**** SUPPLIED RECORDS

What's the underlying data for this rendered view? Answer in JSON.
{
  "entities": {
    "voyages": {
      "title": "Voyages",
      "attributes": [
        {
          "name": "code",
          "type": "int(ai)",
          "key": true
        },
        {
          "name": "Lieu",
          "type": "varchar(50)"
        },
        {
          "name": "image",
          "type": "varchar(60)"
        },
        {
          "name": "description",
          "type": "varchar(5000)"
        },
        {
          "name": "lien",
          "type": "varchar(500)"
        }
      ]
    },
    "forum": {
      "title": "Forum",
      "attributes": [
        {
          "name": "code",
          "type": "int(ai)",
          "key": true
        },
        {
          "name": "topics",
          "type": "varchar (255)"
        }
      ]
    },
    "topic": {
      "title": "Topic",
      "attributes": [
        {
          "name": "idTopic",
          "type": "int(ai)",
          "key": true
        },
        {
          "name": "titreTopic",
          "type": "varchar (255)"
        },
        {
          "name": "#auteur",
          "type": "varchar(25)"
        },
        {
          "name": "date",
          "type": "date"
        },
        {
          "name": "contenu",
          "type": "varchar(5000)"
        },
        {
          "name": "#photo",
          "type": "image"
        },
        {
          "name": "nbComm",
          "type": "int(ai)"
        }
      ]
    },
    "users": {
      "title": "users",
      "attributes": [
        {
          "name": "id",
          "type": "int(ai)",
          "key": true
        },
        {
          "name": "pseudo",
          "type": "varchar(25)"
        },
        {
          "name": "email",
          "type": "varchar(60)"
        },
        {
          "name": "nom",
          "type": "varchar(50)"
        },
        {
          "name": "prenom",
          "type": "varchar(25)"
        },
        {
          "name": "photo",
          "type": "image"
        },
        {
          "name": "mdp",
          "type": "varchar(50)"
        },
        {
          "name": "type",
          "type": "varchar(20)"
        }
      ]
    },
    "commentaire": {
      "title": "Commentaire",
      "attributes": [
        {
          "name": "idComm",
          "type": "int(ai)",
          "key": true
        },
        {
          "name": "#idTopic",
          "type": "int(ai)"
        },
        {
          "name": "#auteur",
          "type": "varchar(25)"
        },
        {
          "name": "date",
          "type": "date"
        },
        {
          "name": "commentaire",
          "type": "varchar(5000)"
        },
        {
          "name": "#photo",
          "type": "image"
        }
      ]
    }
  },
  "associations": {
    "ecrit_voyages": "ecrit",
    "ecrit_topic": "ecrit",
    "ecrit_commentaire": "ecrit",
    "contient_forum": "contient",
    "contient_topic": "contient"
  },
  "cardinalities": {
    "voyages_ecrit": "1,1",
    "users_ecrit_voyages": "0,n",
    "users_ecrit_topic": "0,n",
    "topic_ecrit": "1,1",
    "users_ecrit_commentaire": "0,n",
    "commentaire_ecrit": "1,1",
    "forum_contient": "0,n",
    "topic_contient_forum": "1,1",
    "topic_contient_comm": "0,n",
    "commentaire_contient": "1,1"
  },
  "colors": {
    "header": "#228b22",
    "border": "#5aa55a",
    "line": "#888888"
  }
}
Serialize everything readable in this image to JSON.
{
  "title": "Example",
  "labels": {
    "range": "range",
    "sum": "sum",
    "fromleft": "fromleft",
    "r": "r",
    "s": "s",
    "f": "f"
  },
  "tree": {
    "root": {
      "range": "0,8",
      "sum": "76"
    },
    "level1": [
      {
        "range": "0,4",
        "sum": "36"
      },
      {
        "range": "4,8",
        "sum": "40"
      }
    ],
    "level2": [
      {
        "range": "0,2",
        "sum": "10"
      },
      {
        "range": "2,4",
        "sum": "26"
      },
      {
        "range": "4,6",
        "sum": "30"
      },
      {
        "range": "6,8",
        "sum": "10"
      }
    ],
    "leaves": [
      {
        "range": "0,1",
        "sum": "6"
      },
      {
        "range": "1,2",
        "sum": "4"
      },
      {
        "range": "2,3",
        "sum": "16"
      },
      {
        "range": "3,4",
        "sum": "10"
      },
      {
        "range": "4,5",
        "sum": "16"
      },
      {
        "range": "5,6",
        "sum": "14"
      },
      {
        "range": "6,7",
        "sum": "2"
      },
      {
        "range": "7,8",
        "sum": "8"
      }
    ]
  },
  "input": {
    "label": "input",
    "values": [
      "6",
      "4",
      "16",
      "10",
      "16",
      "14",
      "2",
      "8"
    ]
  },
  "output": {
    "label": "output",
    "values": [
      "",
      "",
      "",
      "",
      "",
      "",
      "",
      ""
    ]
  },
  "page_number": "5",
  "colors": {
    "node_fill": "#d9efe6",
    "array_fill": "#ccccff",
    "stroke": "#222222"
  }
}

********

WRITTEN INSTRUCTION >> Repeat every line of the data, exactly and in full.

RESULT >>
What's the underlying data for this rendered view? Answer in JSON.
{
  "entities": {
    "voyages": {
      "title": "Voyages",
      "attributes": [
        {
          "name": "code",
          "type": "int(ai)",
          "key": true
        },
        {
          "name": "Lieu",
          "type": "varchar(50)"
        },
        {
          "name": "image",
          "type": "varchar(60)"
        },
        {
          "name": "description",
          "type": "varchar(5000)"
        },
        {
          "name": "lien",
          "type": "varchar(500)"
        }
      ]
    },
    "forum": {
      "title": "Forum",
      "attributes": [
        {
          "name": "code",
          "type": "int(ai)",
          "key": true
        },
        {
          "name": "topics",
          "type": "varchar (255)"
        }
      ]
    },
    "topic": {
      "title": "Topic",
      "attributes": [
        {
          "name": "idTopic",
          "type": "int(ai)",
          "key": true
        },
        {
          "name": "titreTopic",
          "type": "varchar (255)"
        },
        {
          "name": "#auteur",
          "type": "varchar(25)"
        },
        {
          "name": "date",
          "type": "date"
        },
        {
          "name": "contenu",
          "type": "varchar(5000)"
        },
        {
          "name": "#photo",
          "type": "image"
        },
        {
          "name": "nbComm",
          "type": "int(ai)"
        }
      ]
    },
    "users": {
      "title": "users",
      "attributes": [
        {
          "name": "id",
          "type": "int(ai)",
          "key": true
        },
        {
          "name": "pseudo",
          "type": "varchar(25)"
        },
        {
          "name": "email",
          "type": "varchar(60)"
        },
        {
          "name": "nom",
          "type": "varchar(50)"
        },
        {
          "name": "prenom",
          "type": "varchar(25)"
        },
        {
          "name": "photo",
          "type": "image"
        },
        {
          "name": "mdp",
          "type": "varchar(50)"
        },
        {
          "name": "type",
          "type": "varchar(20)"
        }
      ]
    },
    "commentaire": {
      "title": "Commentaire",
      "attributes": [
        {
          "name": "idComm",
          "type": "int(ai)",
          "key": true
        },
        {
          "name": "#idTopic",
          "type": "int(ai)"
        },
        {
          "name": "#auteur",
          "type": "varchar(25)"
        },
        {
          "name": "date",
          "type": "date"
        },
        {
          "name": "commentaire",
          "type": "varchar(5000)"
        },
        {
          "name": "#photo",
          "type": "image"
        }
      ]
    }
  },
  "associations": {
    "ecrit_voyages": "ecrit",
    "ecrit_topic": "ecrit",
    "ecrit_commentaire": "ecrit",
    "contient_forum": "contient",
    "contient_topic": "contient"
  },
  "cardinalities": {
    "voyages_ecrit": "1,1",
    "users_ecrit_voyages": "0,n",
    "users_ecrit_topic": "0,n",
    "topic_ecrit": "1,1",
    "users_ecrit_commentaire": "0,n",
    "commentaire_ecrit": "1,1",
    "forum_contient": "0,n",
    "topic_contient_forum": "1,1",
    "topic_contient_comm": "0,n",
    "commentaire_contient": "1,1"
  },
  "colors": {
    "header": "#228b22",
    "border": "#5aa55a",
    "line": "#888888"
  }
}
Serialize everything readable in this image to JSON.
{
  "title": "Example",
  "labels": {
    "range": "range",
    "sum": "sum",
    "fromleft": "fromleft",
    "r": "r",
    "s": "s",
    "f": "f"
  },
  "tree": {
    "root": {
      "range": "0,8",
      "sum": "76"
    },
    "level1": [
      {
        "range": "0,4",
        "sum": "36"
      },
      {
        "range": "4,8",
        "sum": "40"
      }
    ],
    "level2": [
      {
        "range": "0,2",
        "sum": "10"
      },
      {
        "range": "2,4",
        "sum": "26"
      },
      {
        "range": "4,6",
        "sum": "30"
      },
      {
        "range": "6,8",
        "sum": "10"
      }
    ],
    "leaves": [
      {
        "range": "0,1",
        "sum": "6"
      },
      {
        "range": "1,2",
        "sum": "4"
      },
      {
        "range": "2,3",
        "sum": "16"
      },
      {
        "range": "3,4",
        "sum": "10"
      },
      {
        "range": "4,5",
        "sum": "16"
      },
      {
        "range": "5,6",
        "sum": "14"
      },
      {
        "range": "6,7",
        "sum": "2"
      },
      {
        "range": "7,8",
        "sum": "8"
      }
    ]
  },
  "input": {
    "label": "input",
    "values": [
      "6",
      "4",
      "16",
      "10",
      "16",
      "14",
      "2",
      "8"
    ]
  },
  "output": {
    "label": "output",
    "values": [
      "",
      "",
      "",
      "",
      "",
      "",
      "",
      ""
    ]
  },
  "page_number": "5",
  "colors": {
    "node_fill": "#d9efe6",
    "array_fill": "#ccccff",
    "stroke": "#222222"
  }
}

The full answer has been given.